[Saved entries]
———
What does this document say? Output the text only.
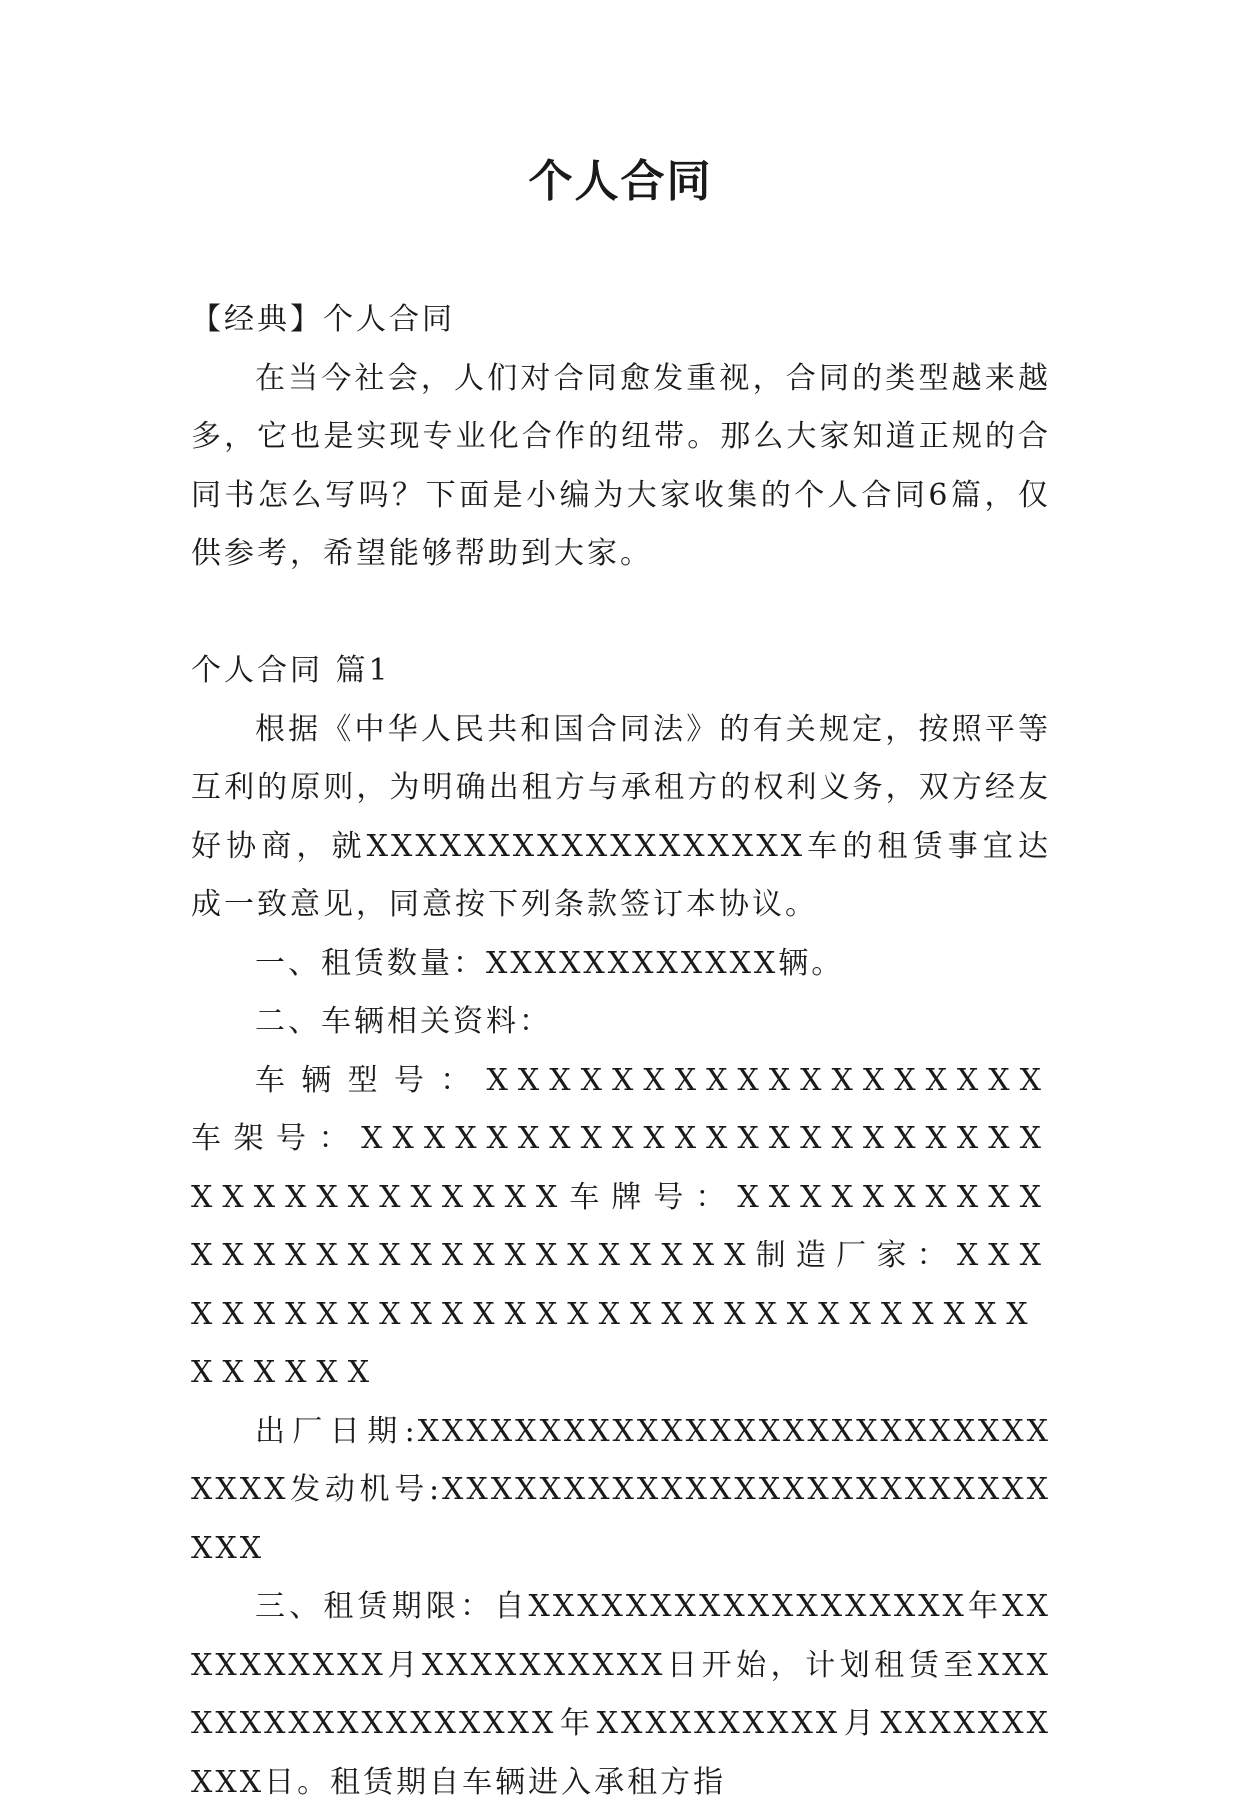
个人合同

【经典】个人合同

在当今社会，人们对合同愈发重视，合同的类型越来越多，它也是实现专业化合作的纽带。那么大家知道正规的合同书怎么写吗？下面是小编为大家收集的个人合同6篇，仅供参考，希望能够帮助到大家。

个人合同 篇1

根据《中华人民共和国合同法》的有关规定，按照平等互利的原则，为明确出租方与承租方的权利义务，双方经友好协商，就XXXXXXXXXXXXXXXXXX车的租赁事宜达成一致意见，同意按下列条款签订本协议。

一、租赁数量：XXXXXXXXXXXX辆。

二、车辆相关资料：

车辆型号：XXXXXXXXXXXXXXXXXX车架号：XXXXXXXXXXXXXXXXXXXXXXXXXXXXXXXXXX车牌号：XXXXXXXXXXXXXXXXXXXXXXXXXXXX制造厂家：XXXXXXXXXXXXXXXXXXXXXXXXXXXXXXXXXXXX

出厂日期:XXXXXXXXXXXXXXXXXXXXXXXXXXXXXX发动机号:XXXXXXXXXXXXXXXXXXXXXXXXXXXX

三、租赁期限：自XXXXXXXXXXXXXXXXXX年XXXXXXXXXX月XXXXXXXXXX日开始，计划租赁至XXXXXXXXXXXXXXXXXX年XXXXXXXXXX月XXXXXXXXXX日。租赁期自车辆进入承租方指
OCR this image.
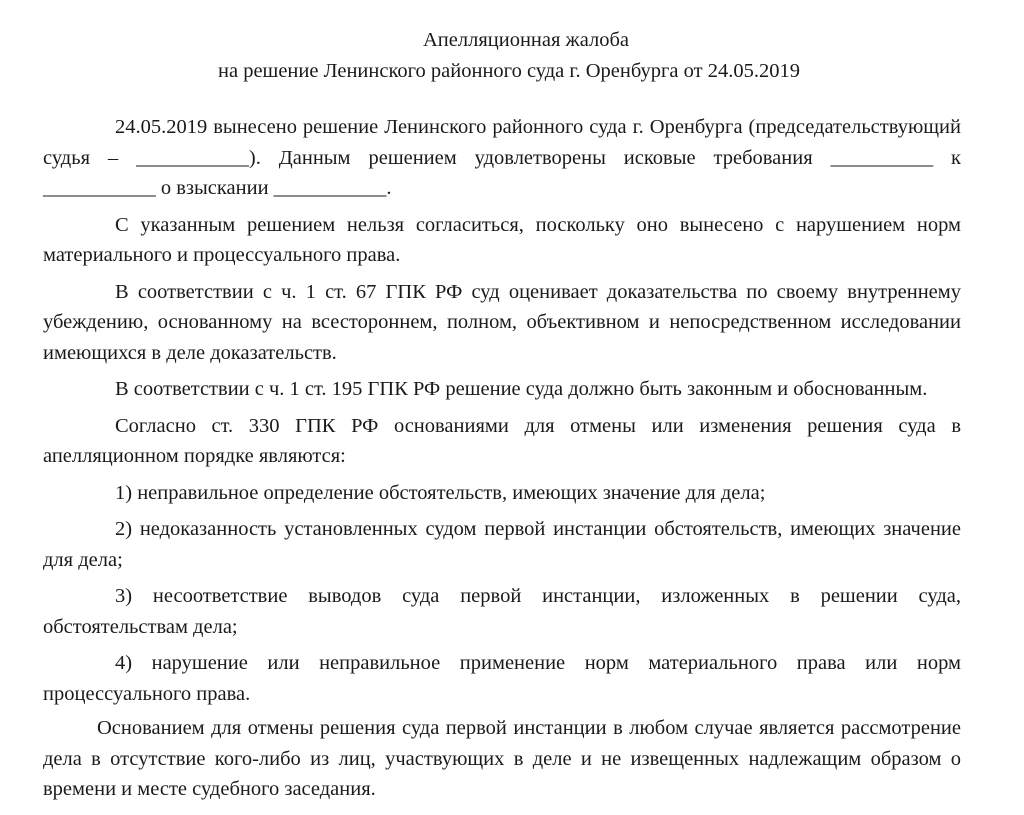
Апелляционная жалоба
на решение Ленинского районного суда г. Оренбурга от 24.05.2019

24.05.2019 вынесено решение Ленинского районного суда г. Оренбурга (председательствующий судья – ___________). Данным решением удовлетворены исковые требования __________ к ___________ о взыскании ___________.

С указанным решением нельзя согласиться, поскольку оно вынесено с нарушением норм материального и процессуального права.

В соответствии с ч. 1 ст. 67 ГПК РФ суд оценивает доказательства по своему внутреннему убеждению, основанному на всестороннем, полном, объективном и непосредственном исследовании имеющихся в деле доказательств.

В соответствии с ч. 1 ст. 195 ГПК РФ решение суда должно быть законным и обоснованным.

Согласно ст. 330 ГПК РФ основаниями для отмены или изменения решения суда в апелляционном порядке являются:

1) неправильное определение обстоятельств, имеющих значение для дела;

2) недоказанность установленных судом первой инстанции обстоятельств, имеющих значение для дела;

3) несоответствие выводов суда первой инстанции, изложенных в решении суда, обстоятельствам дела;

4) нарушение или неправильное применение норм материального права или норм процессуального права.

Основанием для отмены решения суда первой инстанции в любом случае является рассмотрение дела в отсутствие кого-либо из лиц, участвующих в деле и не извещенных надлежащим образом о времени и месте судебного заседания.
———
** GOAL **
Copy every record above exactly, leaving out any pictures.

** EXPECTED ANSWER **
What does this document say? Output the text only.
个人合同

【经典】个人合同

在当今社会，人们对合同愈发重视，合同的类型越来越多，它也是实现专业化合作的纽带。那么大家知道正规的合同书怎么写吗？下面是小编为大家收集的个人合同6篇，仅供参考，希望能够帮助到大家。

个人合同 篇1

根据《中华人民共和国合同法》的有关规定，按照平等互利的原则，为明确出租方与承租方的权利义务，双方经友好协商，就XXXXXXXXXXXXXXXXXX车的租赁事宜达成一致意见，同意按下列条款签订本协议。

一、租赁数量：XXXXXXXXXXXX辆。

二、车辆相关资料：

车辆型号：XXXXXXXXXXXXXXXXXX车架号：XXXXXXXXXXXXXXXXXXXXXXXXXXXXXXXXXX车牌号：XXXXXXXXXXXXXXXXXXXXXXXXXXXX制造厂家：XXXXXXXXXXXXXXXXXXXXXXXXXXXXXXXXXXXX

出厂日期:XXXXXXXXXXXXXXXXXXXXXXXXXXXXXX发动机号:XXXXXXXXXXXXXXXXXXXXXXXXXXXX

三、租赁期限：自XXXXXXXXXXXXXXXXXX年XXXXXXXXXX月XXXXXXXXXX日开始，计划租赁至XXXXXXXXXXXXXXXXXX年XXXXXXXXXX月XXXXXXXXXX日。租赁期自车辆进入承租方指
OCR this image.
Апелляционная жалоба
на решение Ленинского районного суда г. Оренбурга от 24.05.2019

24.05.2019 вынесено решение Ленинского районного суда г. Оренбурга (председательствующий судья – ___________). Данным решением удовлетворены исковые требования __________ к ___________ о взыскании ___________.

С указанным решением нельзя согласиться, поскольку оно вынесено с нарушением норм материального и процессуального права.

В соответствии с ч. 1 ст. 67 ГПК РФ суд оценивает доказательства по своему внутреннему убеждению, основанному на всестороннем, полном, объективном и непосредственном исследовании имеющихся в деле доказательств.

В соответствии с ч. 1 ст. 195 ГПК РФ решение суда должно быть законным и обоснованным.

Согласно ст. 330 ГПК РФ основаниями для отмены или изменения решения суда в апелляционном порядке являются:

1) неправильное определение обстоятельств, имеющих значение для дела;

2) недоказанность установленных судом первой инстанции обстоятельств, имеющих значение для дела;

3) несоответствие выводов суда первой инстанции, изложенных в решении суда, обстоятельствам дела;

4) нарушение или неправильное применение норм материального права или норм процессуального права.

Основанием для отмены решения суда первой инстанции в любом случае является рассмотрение дела в отсутствие кого-либо из лиц, участвующих в деле и не извещенных надлежащим образом о времени и месте судебного заседания.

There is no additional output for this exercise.